» Task prompt
Repeat the data verbatim.

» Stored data

########################################

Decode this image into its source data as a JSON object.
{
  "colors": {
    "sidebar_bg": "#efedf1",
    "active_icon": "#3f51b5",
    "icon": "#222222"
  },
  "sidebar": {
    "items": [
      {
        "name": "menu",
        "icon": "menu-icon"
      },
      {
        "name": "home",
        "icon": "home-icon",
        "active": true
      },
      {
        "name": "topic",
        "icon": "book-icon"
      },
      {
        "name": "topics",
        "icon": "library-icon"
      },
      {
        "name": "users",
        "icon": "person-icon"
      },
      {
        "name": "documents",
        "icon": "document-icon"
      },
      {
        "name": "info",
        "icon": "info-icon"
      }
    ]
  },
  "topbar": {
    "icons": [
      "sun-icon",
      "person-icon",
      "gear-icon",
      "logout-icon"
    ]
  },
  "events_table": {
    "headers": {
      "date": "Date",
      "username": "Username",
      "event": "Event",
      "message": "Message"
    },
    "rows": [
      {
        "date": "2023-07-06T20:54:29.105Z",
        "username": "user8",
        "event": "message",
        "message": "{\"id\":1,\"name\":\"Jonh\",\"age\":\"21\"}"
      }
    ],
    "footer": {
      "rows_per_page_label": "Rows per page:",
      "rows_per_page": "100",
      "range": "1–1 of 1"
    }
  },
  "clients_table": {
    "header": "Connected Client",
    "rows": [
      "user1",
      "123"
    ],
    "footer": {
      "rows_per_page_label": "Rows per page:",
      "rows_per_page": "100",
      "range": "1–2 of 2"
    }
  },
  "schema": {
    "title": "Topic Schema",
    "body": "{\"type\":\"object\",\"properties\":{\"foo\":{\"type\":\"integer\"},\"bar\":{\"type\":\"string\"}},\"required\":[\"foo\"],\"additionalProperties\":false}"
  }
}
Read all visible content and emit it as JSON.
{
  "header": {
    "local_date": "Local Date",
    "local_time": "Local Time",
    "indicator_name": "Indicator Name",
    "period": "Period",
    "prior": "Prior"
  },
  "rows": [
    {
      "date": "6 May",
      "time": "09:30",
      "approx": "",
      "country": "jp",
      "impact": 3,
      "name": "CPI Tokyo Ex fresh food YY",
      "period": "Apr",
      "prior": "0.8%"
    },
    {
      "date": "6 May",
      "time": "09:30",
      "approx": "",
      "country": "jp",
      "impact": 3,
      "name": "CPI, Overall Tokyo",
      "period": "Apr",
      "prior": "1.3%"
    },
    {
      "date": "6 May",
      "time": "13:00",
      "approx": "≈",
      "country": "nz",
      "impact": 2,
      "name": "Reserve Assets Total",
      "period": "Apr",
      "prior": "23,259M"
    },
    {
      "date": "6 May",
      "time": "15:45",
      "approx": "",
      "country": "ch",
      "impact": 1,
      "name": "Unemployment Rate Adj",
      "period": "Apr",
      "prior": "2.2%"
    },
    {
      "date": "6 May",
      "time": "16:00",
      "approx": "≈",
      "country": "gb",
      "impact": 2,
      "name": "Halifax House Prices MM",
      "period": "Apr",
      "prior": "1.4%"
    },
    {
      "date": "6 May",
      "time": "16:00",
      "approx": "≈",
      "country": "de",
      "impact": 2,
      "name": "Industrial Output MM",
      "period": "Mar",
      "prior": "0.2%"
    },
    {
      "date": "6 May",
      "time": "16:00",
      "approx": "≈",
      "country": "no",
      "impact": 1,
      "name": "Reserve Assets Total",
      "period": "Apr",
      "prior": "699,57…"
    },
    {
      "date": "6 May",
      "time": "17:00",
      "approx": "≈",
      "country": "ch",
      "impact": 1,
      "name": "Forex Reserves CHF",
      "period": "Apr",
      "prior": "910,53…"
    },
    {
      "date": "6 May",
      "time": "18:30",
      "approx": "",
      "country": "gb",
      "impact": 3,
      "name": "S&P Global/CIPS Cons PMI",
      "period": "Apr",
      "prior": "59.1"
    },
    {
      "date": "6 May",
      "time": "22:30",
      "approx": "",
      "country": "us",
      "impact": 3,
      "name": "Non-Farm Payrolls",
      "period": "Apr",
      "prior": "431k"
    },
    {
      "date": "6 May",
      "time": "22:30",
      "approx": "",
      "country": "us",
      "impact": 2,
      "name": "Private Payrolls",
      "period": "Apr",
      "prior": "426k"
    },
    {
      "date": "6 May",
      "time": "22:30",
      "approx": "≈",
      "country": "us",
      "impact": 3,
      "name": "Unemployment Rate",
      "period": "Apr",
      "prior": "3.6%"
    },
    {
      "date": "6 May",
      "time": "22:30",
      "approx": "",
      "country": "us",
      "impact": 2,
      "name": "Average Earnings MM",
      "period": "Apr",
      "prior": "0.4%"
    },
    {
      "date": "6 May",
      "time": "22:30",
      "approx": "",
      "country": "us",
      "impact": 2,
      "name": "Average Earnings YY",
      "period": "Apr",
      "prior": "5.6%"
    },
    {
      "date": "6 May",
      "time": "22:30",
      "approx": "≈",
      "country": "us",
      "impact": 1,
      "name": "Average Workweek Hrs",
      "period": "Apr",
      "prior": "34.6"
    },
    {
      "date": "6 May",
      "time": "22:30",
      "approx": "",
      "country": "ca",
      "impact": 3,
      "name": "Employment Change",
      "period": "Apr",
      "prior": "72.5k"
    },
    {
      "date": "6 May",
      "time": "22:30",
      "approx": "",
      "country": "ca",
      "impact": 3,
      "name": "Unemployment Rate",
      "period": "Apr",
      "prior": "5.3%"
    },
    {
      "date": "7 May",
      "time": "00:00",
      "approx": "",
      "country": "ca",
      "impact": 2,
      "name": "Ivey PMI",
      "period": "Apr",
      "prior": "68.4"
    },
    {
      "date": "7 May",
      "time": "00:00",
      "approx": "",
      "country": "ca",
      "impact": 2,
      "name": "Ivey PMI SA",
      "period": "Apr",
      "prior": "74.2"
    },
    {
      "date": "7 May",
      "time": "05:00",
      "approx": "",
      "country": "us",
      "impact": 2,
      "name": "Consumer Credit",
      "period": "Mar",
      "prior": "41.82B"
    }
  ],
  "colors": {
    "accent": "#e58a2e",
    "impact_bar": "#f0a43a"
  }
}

########################################

» Task response
Decode this image into its source data as a JSON object.
{
  "colors": {
    "sidebar_bg": "#efedf1",
    "active_icon": "#3f51b5",
    "icon": "#222222"
  },
  "sidebar": {
    "items": [
      {
        "name": "menu",
        "icon": "menu-icon"
      },
      {
        "name": "home",
        "icon": "home-icon",
        "active": true
      },
      {
        "name": "topic",
        "icon": "book-icon"
      },
      {
        "name": "topics",
        "icon": "library-icon"
      },
      {
        "name": "users",
        "icon": "person-icon"
      },
      {
        "name": "documents",
        "icon": "document-icon"
      },
      {
        "name": "info",
        "icon": "info-icon"
      }
    ]
  },
  "topbar": {
    "icons": [
      "sun-icon",
      "person-icon",
      "gear-icon",
      "logout-icon"
    ]
  },
  "events_table": {
    "headers": {
      "date": "Date",
      "username": "Username",
      "event": "Event",
      "message": "Message"
    },
    "rows": [
      {
        "date": "2023-07-06T20:54:29.105Z",
        "username": "user8",
        "event": "message",
        "message": "{\"id\":1,\"name\":\"Jonh\",\"age\":\"21\"}"
      }
    ],
    "footer": {
      "rows_per_page_label": "Rows per page:",
      "rows_per_page": "100",
      "range": "1–1 of 1"
    }
  },
  "clients_table": {
    "header": "Connected Client",
    "rows": [
      "user1",
      "123"
    ],
    "footer": {
      "rows_per_page_label": "Rows per page:",
      "rows_per_page": "100",
      "range": "1–2 of 2"
    }
  },
  "schema": {
    "title": "Topic Schema",
    "body": "{\"type\":\"object\",\"properties\":{\"foo\":{\"type\":\"integer\"},\"bar\":{\"type\":\"string\"}},\"required\":[\"foo\"],\"additionalProperties\":false}"
  }
}
Read all visible content and emit it as JSON.
{
  "header": {
    "local_date": "Local Date",
    "local_time": "Local Time",
    "indicator_name": "Indicator Name",
    "period": "Period",
    "prior": "Prior"
  },
  "rows": [
    {
      "date": "6 May",
      "time": "09:30",
      "approx": "",
      "country": "jp",
      "impact": 3,
      "name": "CPI Tokyo Ex fresh food YY",
      "period": "Apr",
      "prior": "0.8%"
    },
    {
      "date": "6 May",
      "time": "09:30",
      "approx": "",
      "country": "jp",
      "impact": 3,
      "name": "CPI, Overall Tokyo",
      "period": "Apr",
      "prior": "1.3%"
    },
    {
      "date": "6 May",
      "time": "13:00",
      "approx": "≈",
      "country": "nz",
      "impact": 2,
      "name": "Reserve Assets Total",
      "period": "Apr",
      "prior": "23,259M"
    },
    {
      "date": "6 May",
      "time": "15:45",
      "approx": "",
      "country": "ch",
      "impact": 1,
      "name": "Unemployment Rate Adj",
      "period": "Apr",
      "prior": "2.2%"
    },
    {
      "date": "6 May",
      "time": "16:00",
      "approx": "≈",
      "country": "gb",
      "impact": 2,
      "name": "Halifax House Prices MM",
      "period": "Apr",
      "prior": "1.4%"
    },
    {
      "date": "6 May",
      "time": "16:00",
      "approx": "≈",
      "country": "de",
      "impact": 2,
      "name": "Industrial Output MM",
      "period": "Mar",
      "prior": "0.2%"
    },
    {
      "date": "6 May",
      "time": "16:00",
      "approx": "≈",
      "country": "no",
      "impact": 1,
      "name": "Reserve Assets Total",
      "period": "Apr",
      "prior": "699,57…"
    },
    {
      "date": "6 May",
      "time": "17:00",
      "approx": "≈",
      "country": "ch",
      "impact": 1,
      "name": "Forex Reserves CHF",
      "period": "Apr",
      "prior": "910,53…"
    },
    {
      "date": "6 May",
      "time": "18:30",
      "approx": "",
      "country": "gb",
      "impact": 3,
      "name": "S&P Global/CIPS Cons PMI",
      "period": "Apr",
      "prior": "59.1"
    },
    {
      "date": "6 May",
      "time": "22:30",
      "approx": "",
      "country": "us",
      "impact": 3,
      "name": "Non-Farm Payrolls",
      "period": "Apr",
      "prior": "431k"
    },
    {
      "date": "6 May",
      "time": "22:30",
      "approx": "",
      "country": "us",
      "impact": 2,
      "name": "Private Payrolls",
      "period": "Apr",
      "prior": "426k"
    },
    {
      "date": "6 May",
      "time": "22:30",
      "approx": "≈",
      "country": "us",
      "impact": 3,
      "name": "Unemployment Rate",
      "period": "Apr",
      "prior": "3.6%"
    },
    {
      "date": "6 May",
      "time": "22:30",
      "approx": "",
      "country": "us",
      "impact": 2,
      "name": "Average Earnings MM",
      "period": "Apr",
      "prior": "0.4%"
    },
    {
      "date": "6 May",
      "time": "22:30",
      "approx": "",
      "country": "us",
      "impact": 2,
      "name": "Average Earnings YY",
      "period": "Apr",
      "prior": "5.6%"
    },
    {
      "date": "6 May",
      "time": "22:30",
      "approx": "≈",
      "country": "us",
      "impact": 1,
      "name": "Average Workweek Hrs",
      "period": "Apr",
      "prior": "34.6"
    },
    {
      "date": "6 May",
      "time": "22:30",
      "approx": "",
      "country": "ca",
      "impact": 3,
      "name": "Employment Change",
      "period": "Apr",
      "prior": "72.5k"
    },
    {
      "date": "6 May",
      "time": "22:30",
      "approx": "",
      "country": "ca",
      "impact": 3,
      "name": "Unemployment Rate",
      "period": "Apr",
      "prior": "5.3%"
    },
    {
      "date": "7 May",
      "time": "00:00",
      "approx": "",
      "country": "ca",
      "impact": 2,
      "name": "Ivey PMI",
      "period": "Apr",
      "prior": "68.4"
    },
    {
      "date": "7 May",
      "time": "00:00",
      "approx": "",
      "country": "ca",
      "impact": 2,
      "name": "Ivey PMI SA",
      "period": "Apr",
      "prior": "74.2"
    },
    {
      "date": "7 May",
      "time": "05:00",
      "approx": "",
      "country": "us",
      "impact": 2,
      "name": "Consumer Credit",
      "period": "Mar",
      "prior": "41.82B"
    }
  ],
  "colors": {
    "accent": "#e58a2e",
    "impact_bar": "#f0a43a"
  }
}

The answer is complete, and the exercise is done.